*Excerto do documento*
#####
Passar desapercebido, pode ser óptima maneira de evitar ataques hostis, mas é uma estratégia que não está ao alcance de todos. Há animais que estão anatomicamente apetrechados de estruturas para se defenderem de predadores ou mesmo de outros indivíduos da sua espécie. Exemplos disso mesmo, são as hastes dos cervídeos, as presas dos javalis, os espinhos dos ouriços cacheiros ou a carapaça dos cágados e tartarugas, só para citar alguns. Também há animais como o ermita, que não estando preparado para o efeito, se apropria de um búzio vazio, adoptando-o doravante como sua carapaça. Uma estrégia também muito eficaz, que é utilizada por exemplo por várias espécies de lacertídeos, é a autonomía caudal, que consiste na possibilade dos animais se libertarem voluntariamente da cauda para escapar a um predador.

 

 

 Outros animais, não sendo particularmente discretos, nem tendo nenhuma estrutura eficaz como protecção, evoluíram num outro sentido: estão dotados de substâncias químicas, como venenos, ou substâncias urticantes e odoríficas, que os tornam perigosos, ou pelo menos desagradáveis, para potenciais atacantes. O veneno das cobras, para além de ser uma ferramenta para a caça, é também um importante instrumento de defesa. Alguns peixes, celentrados, insectos, aracnídeos e batráquios possuem venenos poderosos e até mesmo alguns mamíferos, como as doninhas fedorentas, segregam substâncias odoríficas, capazes de dissuadir o predador mais esfomeado.

Ao contrário dos animais que confiam o fundamental da sua defesa ao mimetismo, os animais dotados de veneno, apresentam frequentemente padrões de coloração particularmente visíveis e até berrantes, como que para avisar os predadores que estão perante uma presa que não convém importunar. Mais curioso ainda, é o facto de existir um outro grupo de animais que, não possuindo essas substâncias, evoluiu no sentido de se assemelhar a estes, por forma a beneficiar da sua reputação. São exemplos diversas espécies de moscas que se assemelham a abelhas ou de cobras pacíficas que dificilmente se destinguem de outras altamente venenosas.
#####
*Dados de análise da estrutura de documentos*
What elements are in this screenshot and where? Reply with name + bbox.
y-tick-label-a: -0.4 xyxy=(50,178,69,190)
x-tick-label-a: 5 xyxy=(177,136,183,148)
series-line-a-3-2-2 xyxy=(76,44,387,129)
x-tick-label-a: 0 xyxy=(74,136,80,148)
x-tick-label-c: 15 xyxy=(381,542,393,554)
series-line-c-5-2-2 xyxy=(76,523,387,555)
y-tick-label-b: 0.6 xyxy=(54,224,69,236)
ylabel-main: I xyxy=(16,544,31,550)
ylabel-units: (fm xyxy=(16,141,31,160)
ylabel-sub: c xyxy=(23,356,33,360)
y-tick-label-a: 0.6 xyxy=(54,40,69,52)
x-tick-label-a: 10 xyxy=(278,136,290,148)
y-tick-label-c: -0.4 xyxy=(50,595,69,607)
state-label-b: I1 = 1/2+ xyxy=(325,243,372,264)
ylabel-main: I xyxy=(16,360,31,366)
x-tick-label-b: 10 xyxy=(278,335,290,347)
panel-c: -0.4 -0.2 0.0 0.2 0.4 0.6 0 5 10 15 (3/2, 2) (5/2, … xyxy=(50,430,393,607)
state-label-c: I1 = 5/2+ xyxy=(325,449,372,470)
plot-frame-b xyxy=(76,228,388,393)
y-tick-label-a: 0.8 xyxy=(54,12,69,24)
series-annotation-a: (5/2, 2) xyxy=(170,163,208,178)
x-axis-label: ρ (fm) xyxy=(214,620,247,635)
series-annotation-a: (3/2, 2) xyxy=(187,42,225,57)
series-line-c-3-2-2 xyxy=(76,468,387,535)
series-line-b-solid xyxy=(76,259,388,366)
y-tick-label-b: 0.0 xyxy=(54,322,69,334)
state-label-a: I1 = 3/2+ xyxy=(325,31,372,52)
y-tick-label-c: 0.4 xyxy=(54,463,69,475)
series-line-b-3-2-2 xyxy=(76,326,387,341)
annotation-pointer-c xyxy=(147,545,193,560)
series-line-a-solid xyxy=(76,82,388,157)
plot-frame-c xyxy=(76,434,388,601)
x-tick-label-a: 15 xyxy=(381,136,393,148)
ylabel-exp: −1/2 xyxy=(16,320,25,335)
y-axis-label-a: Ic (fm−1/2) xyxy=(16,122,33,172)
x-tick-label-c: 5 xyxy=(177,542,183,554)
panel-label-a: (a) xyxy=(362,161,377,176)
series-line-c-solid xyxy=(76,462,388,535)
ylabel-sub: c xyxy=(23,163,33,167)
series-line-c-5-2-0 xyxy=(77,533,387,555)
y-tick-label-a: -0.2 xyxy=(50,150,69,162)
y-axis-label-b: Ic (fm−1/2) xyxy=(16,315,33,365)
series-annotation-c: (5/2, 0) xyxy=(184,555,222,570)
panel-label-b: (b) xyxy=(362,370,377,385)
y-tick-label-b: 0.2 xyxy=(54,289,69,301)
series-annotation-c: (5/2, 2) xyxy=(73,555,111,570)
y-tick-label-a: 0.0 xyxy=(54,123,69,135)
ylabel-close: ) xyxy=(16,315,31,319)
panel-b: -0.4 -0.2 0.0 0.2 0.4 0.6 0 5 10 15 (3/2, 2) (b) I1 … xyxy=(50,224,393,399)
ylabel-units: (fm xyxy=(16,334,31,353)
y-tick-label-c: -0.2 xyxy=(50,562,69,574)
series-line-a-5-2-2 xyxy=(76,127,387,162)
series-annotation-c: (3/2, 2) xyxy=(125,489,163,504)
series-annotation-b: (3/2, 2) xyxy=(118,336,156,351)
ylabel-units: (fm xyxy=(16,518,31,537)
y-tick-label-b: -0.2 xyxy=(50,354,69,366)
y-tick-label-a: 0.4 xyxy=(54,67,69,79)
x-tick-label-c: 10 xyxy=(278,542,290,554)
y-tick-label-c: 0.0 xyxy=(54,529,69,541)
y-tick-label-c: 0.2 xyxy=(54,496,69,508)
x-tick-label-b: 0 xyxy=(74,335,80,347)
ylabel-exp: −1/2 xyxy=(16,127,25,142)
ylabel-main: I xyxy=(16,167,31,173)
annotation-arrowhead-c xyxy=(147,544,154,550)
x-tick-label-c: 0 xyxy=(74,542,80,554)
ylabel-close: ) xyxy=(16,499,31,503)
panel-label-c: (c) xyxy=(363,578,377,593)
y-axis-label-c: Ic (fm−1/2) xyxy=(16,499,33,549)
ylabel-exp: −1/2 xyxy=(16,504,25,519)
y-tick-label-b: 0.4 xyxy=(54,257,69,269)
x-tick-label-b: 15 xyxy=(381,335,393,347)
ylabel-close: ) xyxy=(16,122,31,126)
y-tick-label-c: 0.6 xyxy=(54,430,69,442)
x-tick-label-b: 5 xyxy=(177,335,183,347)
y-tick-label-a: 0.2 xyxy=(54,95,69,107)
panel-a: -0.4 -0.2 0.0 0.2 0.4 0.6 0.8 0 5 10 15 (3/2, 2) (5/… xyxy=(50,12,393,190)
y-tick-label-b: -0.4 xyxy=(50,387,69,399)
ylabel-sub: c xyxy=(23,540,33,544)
#####
*Tarefas do exercício*
[A] De acordo com o texto sobre as defesas dos animais, em que consiste a autonomia caudal?
[B] Com base no texto sobre as defesas dos animais, explique por que motivo certas espécies sem veneno, como algumas moscas e cobras pacíficas, se assemelham a animais venenosos.
[C] Prossiga o texto sobre as defesas dos animais a partir da última frase apresentada.
As linhas não têm qualquer papel neste exercício.

*Respostas por tarefa*
[A] Consiste na possibilidade de os animais se libertarem voluntariamente da cauda para escaparem a um predador.

[B] Essas espécies evoluíram de modo a parecerem-se com os animais dotados de veneno para beneficiarem da reputação destes. Os animais venenosos exibem frequentemente colorações muito visíveis, que avisam os predadores de que não convém importuná-los.

[C]
Face aos conflitos interespecíficos, os animais respondem ainda com variados padrões de comportamento que os ajudam a superar essas dificuldades. Há animais que enfolam o pêlo, ou as penas para parecerem maiores, outros simulam estar mortos. Durante a época de reprodução, varias espécies de aves, fazem à presença de uma potencial ameaça, simulações de uma má condição física para distraírem o intruso dos seus ovos ou crias. Muitas espécies, são gregárias, e com isso conseguem dificultar ao predador a tarefa de seleccionar uma presa, quer seja no meio de um cardume, de um bando ou de uma manada. Por outro lado, quando em conjunto, basta que pelo menos um indivíduo esteja alerta para que todos os outros beneficiem. Tanto mais que, por exemplo, nas aves os chamamentos de alerta atravessam transversalmente mais do que uma espécie. Aquilo que faz com que um indivíduo se preocupe em avisar os demais da sua e outras espécies ainda não é totalmente claro, mas supõe-se que, em última instância este esteja interessado em alertar os outros, para distrair a atenção do predador de si mesmo. 

 Outra resposta complexa como fuga à predação, passa pela sincronização das épocas de reprodução dentro de uma mesma espécie. Os gnus, em África, constituem a principal presa de diversas espécies de predadores, mas ao sincronizarem a sua reprodução, não só estão a responder ao período de maior abundância de alimento, como também ultrapassam em muito, durante aquele espaço de tempo, a capacidade dos predadores de subtrair presas.

Numa visão antropomórfica do mundo natural, as pessoas atribuem frequentemente às presas o papel de vítimas e aos predadores o papel de vilões. Na verdade, ambos fazem parte de um intrincado e complexo equilíbrio, em que a vida não é fácil para nenhum dos dois.